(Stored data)
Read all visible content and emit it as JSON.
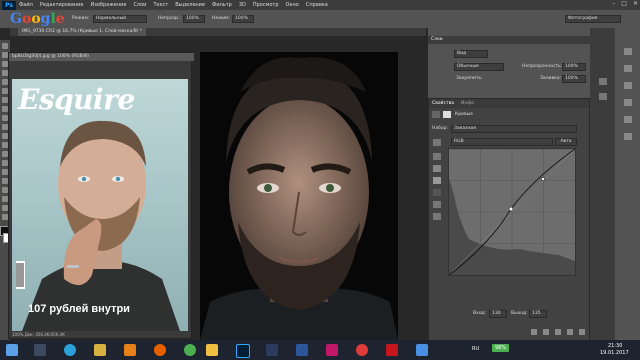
{
  "menubar": {
    "app_icon": "Ps",
    "items": [
      "Файл",
      "Редактирование",
      "Изображение",
      "Слои",
      "Текст",
      "Выделение",
      "Фильтр",
      "3D",
      "Просмотр",
      "Окно",
      "Справка"
    ],
    "window_controls": [
      "minimize-icon",
      "maximize-icon",
      "close-icon"
    ]
  },
  "optionsbar": {
    "logo_text": "Google",
    "mode_label": "Режим:",
    "mode_value": "Нормальный",
    "opacity_label": "Непрозр.:",
    "opacity_value": "100%",
    "flow_label": "Нажим:",
    "flow_value": "100%",
    "workspace_value": "Фотография"
  },
  "document_tab": {
    "title": "IMG_9730.CR2 @ 16,7% (Кривые 1, Слой-маска/8) *"
  },
  "magazine_window": {
    "title": "bp8U3tgS0J4.jpg @ 100% (RGB/8)",
    "status": "100%    Док: 456,4K/456,4K",
    "cover_title": "Esquire",
    "cover_price": "107 рублей внутри"
  },
  "layers_panel": {
    "tab": "Слои",
    "filter_value": "Вид",
    "blend_value": "Обычные",
    "opacity_label": "Непрозрачность:",
    "opacity_value": "100%",
    "lock_label": "Закрепить:",
    "fill_label": "Заливка:",
    "fill_value": "100%"
  },
  "properties_panel": {
    "tabs": [
      "Свойства",
      "Инфо"
    ],
    "title": "Кривые",
    "preset_label": "Набор:",
    "preset_value": "Заказная",
    "channel_value": "RGB",
    "auto_button": "Авто",
    "input_label": "Вход:",
    "input_value": "130",
    "output_label": "Выход:",
    "output_value": "135"
  },
  "taskbar": {
    "lang": "RU",
    "battery": "98%",
    "time": "21:30",
    "date": "19.01.2017",
    "apps": [
      "start-icon",
      "search-icon",
      "task-view-icon",
      "telegram-icon",
      "files-icon",
      "vlc-icon",
      "firefox-icon",
      "chrome-icon",
      "explorer-icon",
      "photoshop-icon",
      "lightroom-icon",
      "premiere-icon",
      "word-icon",
      "indesign-icon",
      "yandex-icon",
      "acrobat-icon",
      "mail-icon"
    ]
  },
  "colors": {
    "ps_blue": "#31a8ff",
    "panel_bg": "#535353",
    "dark_bg": "#282828",
    "taskbar_bg": "#1d2430"
  }
}
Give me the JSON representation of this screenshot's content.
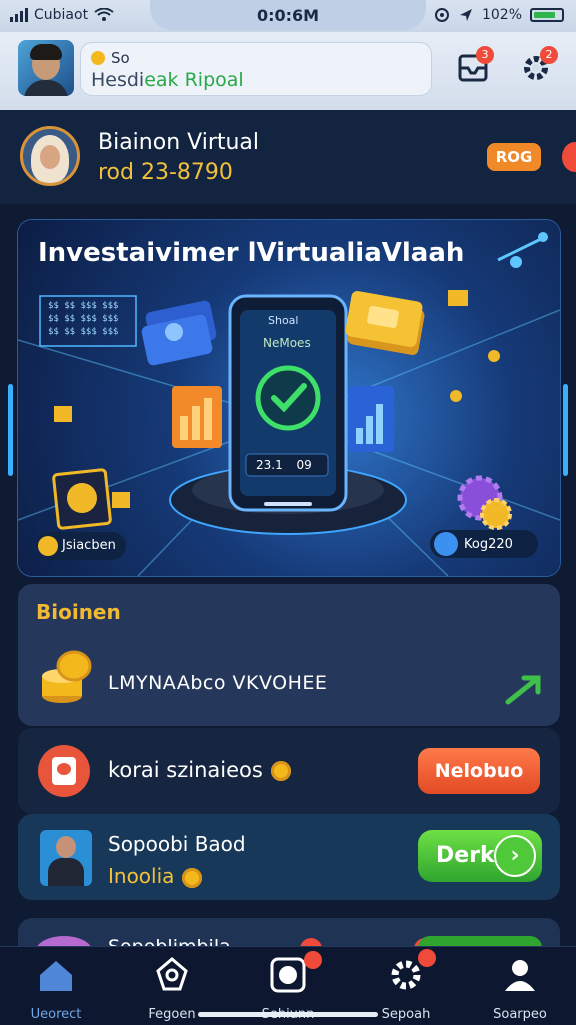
{
  "status_bar": {
    "carrier": "Cubiaot",
    "time": "0:0:6M",
    "battery": "102%"
  },
  "header": {
    "search_line1": "So",
    "search_line2_a": "Hesdi",
    "search_line2_b": "eak Ripoal",
    "notif_badge": "3",
    "settings_badge": "2"
  },
  "profile": {
    "name": "Biainon Virtual",
    "id": "rod 23-8790",
    "pill": "ROG"
  },
  "banner": {
    "title": "Investaivimer lVirtualiaVlaah",
    "phone_top": "Shoal",
    "phone_mid": "NeMoes",
    "phone_code": "23.1",
    "phone_code2": "09",
    "chip_left": "Jsiacben",
    "chip_right": "Kog220",
    "table_rows": [
      "$$ $$ $$$ $$$",
      "$$ $$ $$$ $$$",
      "$$ $$ $$$ $$$"
    ]
  },
  "section": {
    "title": "Bioinen",
    "label": "LMYNAAbco VKVOHEE"
  },
  "rows": [
    {
      "text": "korai szinaieos",
      "button": "Nelobuo"
    },
    {
      "title": "Sopoobi Baod",
      "subtitle": "Inoolia",
      "button": "Derk"
    },
    {
      "title": "Sopoblimbila"
    }
  ],
  "nav": [
    {
      "label": "Ueorect",
      "icon": "home-icon"
    },
    {
      "label": "Fegoen",
      "icon": "gem-icon"
    },
    {
      "label": "Sehiunn",
      "icon": "camera-icon"
    },
    {
      "label": "Sepoah",
      "icon": "gear-icon"
    },
    {
      "label": "Soarpeo",
      "icon": "user-icon"
    }
  ],
  "colors": {
    "accent_orange": "#f08a28",
    "accent_gold": "#f2c13b",
    "accent_green": "#2fa52f",
    "badge_red": "#f04b3a",
    "nav_active": "#6fa6e8"
  }
}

### Your instructions
Return the material word for word. Pictures are not part of the copy.

### Result of this exercise
Read all visible content and emit it as JSON.
{
  "menubar": {
    "app_icon": "Ps",
    "items": [
      "Файл",
      "Редактирование",
      "Изображение",
      "Слои",
      "Текст",
      "Выделение",
      "Фильтр",
      "3D",
      "Просмотр",
      "Окно",
      "Справка"
    ],
    "window_controls": [
      "minimize-icon",
      "maximize-icon",
      "close-icon"
    ]
  },
  "optionsbar": {
    "logo_text": "Google",
    "mode_label": "Режим:",
    "mode_value": "Нормальный",
    "opacity_label": "Непрозр.:",
    "opacity_value": "100%",
    "flow_label": "Нажим:",
    "flow_value": "100%",
    "workspace_value": "Фотография"
  },
  "document_tab": {
    "title": "IMG_9730.CR2 @ 16,7% (Кривые 1, Слой-маска/8) *"
  },
  "magazine_window": {
    "title": "bp8U3tgS0J4.jpg @ 100% (RGB/8)",
    "status": "100%    Док: 456,4K/456,4K",
    "cover_title": "Esquire",
    "cover_price": "107 рублей внутри"
  },
  "layers_panel": {
    "tab": "Слои",
    "filter_value": "Вид",
    "blend_value": "Обычные",
    "opacity_label": "Непрозрачность:",
    "opacity_value": "100%",
    "lock_label": "Закрепить:",
    "fill_label": "Заливка:",
    "fill_value": "100%"
  },
  "properties_panel": {
    "tabs": [
      "Свойства",
      "Инфо"
    ],
    "title": "Кривые",
    "preset_label": "Набор:",
    "preset_value": "Заказная",
    "channel_value": "RGB",
    "auto_button": "Авто",
    "input_label": "Вход:",
    "input_value": "130",
    "output_label": "Выход:",
    "output_value": "135"
  },
  "taskbar": {
    "lang": "RU",
    "battery": "98%",
    "time": "21:30",
    "date": "19.01.2017",
    "apps": [
      "start-icon",
      "search-icon",
      "task-view-icon",
      "telegram-icon",
      "files-icon",
      "vlc-icon",
      "firefox-icon",
      "chrome-icon",
      "explorer-icon",
      "photoshop-icon",
      "lightroom-icon",
      "premiere-icon",
      "word-icon",
      "indesign-icon",
      "yandex-icon",
      "acrobat-icon",
      "mail-icon"
    ]
  },
  "colors": {
    "ps_blue": "#31a8ff",
    "panel_bg": "#535353",
    "dark_bg": "#282828",
    "taskbar_bg": "#1d2430"
  }
}
Give me the JSON representation of this screenshot's content.
{
  "status_bar": {
    "carrier": "Cubiaot",
    "time": "0:0:6M",
    "battery": "102%"
  },
  "header": {
    "search_line1": "So",
    "search_line2_a": "Hesdi",
    "search_line2_b": "eak Ripoal",
    "notif_badge": "3",
    "settings_badge": "2"
  },
  "profile": {
    "name": "Biainon Virtual",
    "id": "rod 23-8790",
    "pill": "ROG"
  },
  "banner": {
    "title": "Investaivimer lVirtualiaVlaah",
    "phone_top": "Shoal",
    "phone_mid": "NeMoes",
    "phone_code": "23.1",
    "phone_code2": "09",
    "chip_left": "Jsiacben",
    "chip_right": "Kog220",
    "table_rows": [
      "$$ $$ $$$ $$$",
      "$$ $$ $$$ $$$",
      "$$ $$ $$$ $$$"
    ]
  },
  "section": {
    "title": "Bioinen",
    "label": "LMYNAAbco VKVOHEE"
  },
  "rows": [
    {
      "text": "korai szinaieos",
      "button": "Nelobuo"
    },
    {
      "title": "Sopoobi Baod",
      "subtitle": "Inoolia",
      "button": "Derk"
    },
    {
      "title": "Sopoblimbila"
    }
  ],
  "nav": [
    {
      "label": "Ueorect",
      "icon": "home-icon"
    },
    {
      "label": "Fegoen",
      "icon": "gem-icon"
    },
    {
      "label": "Sehiunn",
      "icon": "camera-icon"
    },
    {
      "label": "Sepoah",
      "icon": "gear-icon"
    },
    {
      "label": "Soarpeo",
      "icon": "user-icon"
    }
  ],
  "colors": {
    "accent_orange": "#f08a28",
    "accent_gold": "#f2c13b",
    "accent_green": "#2fa52f",
    "badge_red": "#f04b3a",
    "nav_active": "#6fa6e8"
  }
}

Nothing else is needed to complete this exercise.